Part of a data file
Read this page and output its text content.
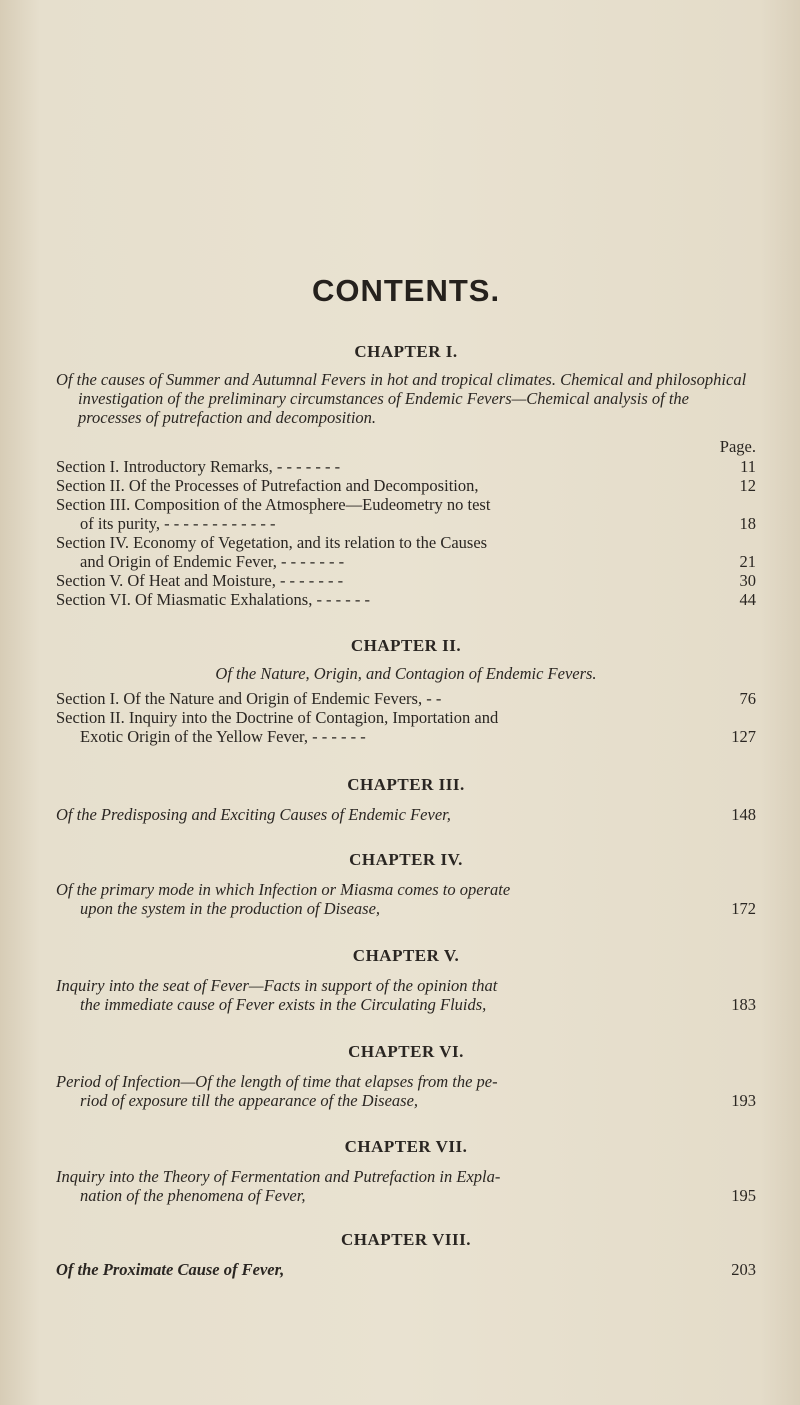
CONTENTS.
CHAPTER I.
Of the causes of Summer and Autumnal Fevers in hot and tropical climates. Chemical and philosophical investigation of the preliminary circumstances of Endemic Fevers—Chemical analysis of the processes of putrefaction and decomposition.
Page.
Section I. Introductory Remarks, - - - - - - -	11
Section II. Of the Processes of Putrefaction and Decomposition,	12
Section III. Composition of the Atmosphere—Eudeometry no test
of its purity, - - - - - - - - - - - -	18
Section IV. Economy of Vegetation, and its relation to the Causes
and Origin of Endemic Fever, - - - - - - -	21
Section V. Of Heat and Moisture, - - - - - - -	30
Section VI. Of Miasmatic Exhalations, - - - - - -	44
CHAPTER II.
Of the Nature, Origin, and Contagion of Endemic Fevers.
Section I. Of the Nature and Origin of Endemic Fevers, - -	76
Section II. Inquiry into the Doctrine of Contagion, Importation and
Exotic Origin of the Yellow Fever, - - - - - -	127
CHAPTER III.
Of the Predisposing and Exciting Causes of Endemic Fever,	148
CHAPTER IV.
Of the primary mode in which Infection or Miasma comes to operate
upon the system in the production of Disease,	172
CHAPTER V.
Inquiry into the seat of Fever—Facts in support of the opinion that
the immediate cause of Fever exists in the Circulating Fluids,	183
CHAPTER VI.
Period of Infection—Of the length of time that elapses from the pe-
riod of exposure till the appearance of the Disease,	193
CHAPTER VII.
Inquiry into the Theory of Fermentation and Putrefaction in Expla-
nation of the phenomena of Fever,	195
CHAPTER VIII.
Of the Proximate Cause of Fever,	203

[The task]
Find the word "Infection" in the data and show each line that holds it.

[Reply to the exercise]
Of the primary mode in which Infection or Miasma comes to operate
Period of Infection—Of the length of time that elapses from the pe-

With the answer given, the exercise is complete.